* [Instructions for the task] Read the records and write them out again exactly.

[Start of Provided entries]

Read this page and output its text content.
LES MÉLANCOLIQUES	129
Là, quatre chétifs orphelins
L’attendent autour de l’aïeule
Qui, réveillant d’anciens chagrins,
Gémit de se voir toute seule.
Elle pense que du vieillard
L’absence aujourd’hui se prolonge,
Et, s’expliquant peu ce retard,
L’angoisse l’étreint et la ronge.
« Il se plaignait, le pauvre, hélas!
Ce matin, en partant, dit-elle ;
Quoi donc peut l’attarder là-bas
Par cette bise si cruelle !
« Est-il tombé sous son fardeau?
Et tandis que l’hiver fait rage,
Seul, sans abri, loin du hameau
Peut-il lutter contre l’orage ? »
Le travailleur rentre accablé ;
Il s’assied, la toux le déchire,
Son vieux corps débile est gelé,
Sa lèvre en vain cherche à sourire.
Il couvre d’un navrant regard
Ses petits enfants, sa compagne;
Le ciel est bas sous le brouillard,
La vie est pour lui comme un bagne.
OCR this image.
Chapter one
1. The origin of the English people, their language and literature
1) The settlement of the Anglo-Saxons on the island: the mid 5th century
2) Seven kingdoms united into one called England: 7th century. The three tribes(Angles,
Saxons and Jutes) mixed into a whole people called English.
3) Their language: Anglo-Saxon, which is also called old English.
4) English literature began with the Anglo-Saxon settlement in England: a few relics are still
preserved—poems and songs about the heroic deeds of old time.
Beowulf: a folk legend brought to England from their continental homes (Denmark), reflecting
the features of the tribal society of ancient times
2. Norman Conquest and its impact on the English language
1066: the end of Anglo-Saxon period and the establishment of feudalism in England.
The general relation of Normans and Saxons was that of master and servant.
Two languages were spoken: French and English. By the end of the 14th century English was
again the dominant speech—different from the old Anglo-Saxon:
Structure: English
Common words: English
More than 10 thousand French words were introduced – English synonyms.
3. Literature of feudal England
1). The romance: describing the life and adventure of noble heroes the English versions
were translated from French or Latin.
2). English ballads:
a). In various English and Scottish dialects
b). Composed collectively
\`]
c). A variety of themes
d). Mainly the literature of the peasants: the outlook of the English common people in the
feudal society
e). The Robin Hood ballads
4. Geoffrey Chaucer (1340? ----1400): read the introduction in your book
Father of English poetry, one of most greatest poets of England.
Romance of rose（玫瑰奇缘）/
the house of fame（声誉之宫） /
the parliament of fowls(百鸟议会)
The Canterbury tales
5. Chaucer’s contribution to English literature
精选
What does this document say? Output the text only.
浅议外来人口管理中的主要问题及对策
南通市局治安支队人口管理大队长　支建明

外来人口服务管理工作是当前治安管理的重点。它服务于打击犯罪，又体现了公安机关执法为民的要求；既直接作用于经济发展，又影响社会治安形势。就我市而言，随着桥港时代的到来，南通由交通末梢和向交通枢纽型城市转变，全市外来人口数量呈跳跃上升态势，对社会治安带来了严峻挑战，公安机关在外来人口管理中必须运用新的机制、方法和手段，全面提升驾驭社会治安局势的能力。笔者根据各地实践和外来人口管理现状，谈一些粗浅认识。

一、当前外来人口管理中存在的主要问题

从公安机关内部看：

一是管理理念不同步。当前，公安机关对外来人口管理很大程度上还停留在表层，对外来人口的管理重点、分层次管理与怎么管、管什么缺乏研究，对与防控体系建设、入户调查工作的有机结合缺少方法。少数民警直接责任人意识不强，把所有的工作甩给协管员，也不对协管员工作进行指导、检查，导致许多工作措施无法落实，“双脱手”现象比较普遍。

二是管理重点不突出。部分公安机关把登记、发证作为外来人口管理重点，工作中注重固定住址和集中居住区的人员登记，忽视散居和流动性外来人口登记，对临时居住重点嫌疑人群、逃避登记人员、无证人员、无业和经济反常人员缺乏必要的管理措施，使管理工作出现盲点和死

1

[End of Provided entries]

* [Final answer]
Read this page and output its text content.
LES MÉLANCOLIQUES	129
Là, quatre chétifs orphelins
L’attendent autour de l’aïeule
Qui, réveillant d’anciens chagrins,
Gémit de se voir toute seule.
Elle pense que du vieillard
L’absence aujourd’hui se prolonge,
Et, s’expliquant peu ce retard,
L’angoisse l’étreint et la ronge.
« Il se plaignait, le pauvre, hélas!
Ce matin, en partant, dit-elle ;
Quoi donc peut l’attarder là-bas
Par cette bise si cruelle !
« Est-il tombé sous son fardeau?
Et tandis que l’hiver fait rage,
Seul, sans abri, loin du hameau
Peut-il lutter contre l’orage ? »
Le travailleur rentre accablé ;
Il s’assied, la toux le déchire,
Son vieux corps débile est gelé,
Sa lèvre en vain cherche à sourire.
Il couvre d’un navrant regard
Ses petits enfants, sa compagne;
Le ciel est bas sous le brouillard,
La vie est pour lui comme un bagne.
OCR this image.
Chapter one
1. The origin of the English people, their language and literature
1) The settlement of the Anglo-Saxons on the island: the mid 5th century
2) Seven kingdoms united into one called England: 7th century. The three tribes(Angles,
Saxons and Jutes) mixed into a whole people called English.
3) Their language: Anglo-Saxon, which is also called old English.
4) English literature began with the Anglo-Saxon settlement in England: a few relics are still
preserved—poems and songs about the heroic deeds of old time.
Beowulf: a folk legend brought to England from their continental homes (Denmark), reflecting
the features of the tribal society of ancient times
2. Norman Conquest and its impact on the English language
1066: the end of Anglo-Saxon period and the establishment of feudalism in England.
The general relation of Normans and Saxons was that of master and servant.
Two languages were spoken: French and English. By the end of the 14th century English was
again the dominant speech—different from the old Anglo-Saxon:
Structure: English
Common words: English
More than 10 thousand French words were introduced – English synonyms.
3. Literature of feudal England
1). The romance: describing the life and adventure of noble heroes the English versions
were translated from French or Latin.
2). English ballads:
a). In various English and Scottish dialects
b). Composed collectively
\`]
c). A variety of themes
d). Mainly the literature of the peasants: the outlook of the English common people in the
feudal society
e). The Robin Hood ballads
4. Geoffrey Chaucer (1340? ----1400): read the introduction in your book
Father of English poetry, one of most greatest poets of England.
Romance of rose（玫瑰奇缘）/
the house of fame（声誉之宫） /
the parliament of fowls(百鸟议会)
The Canterbury tales
5. Chaucer’s contribution to English literature
精选
What does this document say? Output the text only.
浅议外来人口管理中的主要问题及对策
南通市局治安支队人口管理大队长　支建明

外来人口服务管理工作是当前治安管理的重点。它服务于打击犯罪，又体现了公安机关执法为民的要求；既直接作用于经济发展，又影响社会治安形势。就我市而言，随着桥港时代的到来，南通由交通末梢和向交通枢纽型城市转变，全市外来人口数量呈跳跃上升态势，对社会治安带来了严峻挑战，公安机关在外来人口管理中必须运用新的机制、方法和手段，全面提升驾驭社会治安局势的能力。笔者根据各地实践和外来人口管理现状，谈一些粗浅认识。

一、当前外来人口管理中存在的主要问题

从公安机关内部看：

一是管理理念不同步。当前，公安机关对外来人口管理很大程度上还停留在表层，对外来人口的管理重点、分层次管理与怎么管、管什么缺乏研究，对与防控体系建设、入户调查工作的有机结合缺少方法。少数民警直接责任人意识不强，把所有的工作甩给协管员，也不对协管员工作进行指导、检查，导致许多工作措施无法落实，“双脱手”现象比较普遍。

二是管理重点不突出。部分公安机关把登记、发证作为外来人口管理重点，工作中注重固定住址和集中居住区的人员登记，忽视散居和流动性外来人口登记，对临时居住重点嫌疑人群、逃避登记人员、无证人员、无业和经济反常人员缺乏必要的管理措施，使管理工作出现盲点和死

1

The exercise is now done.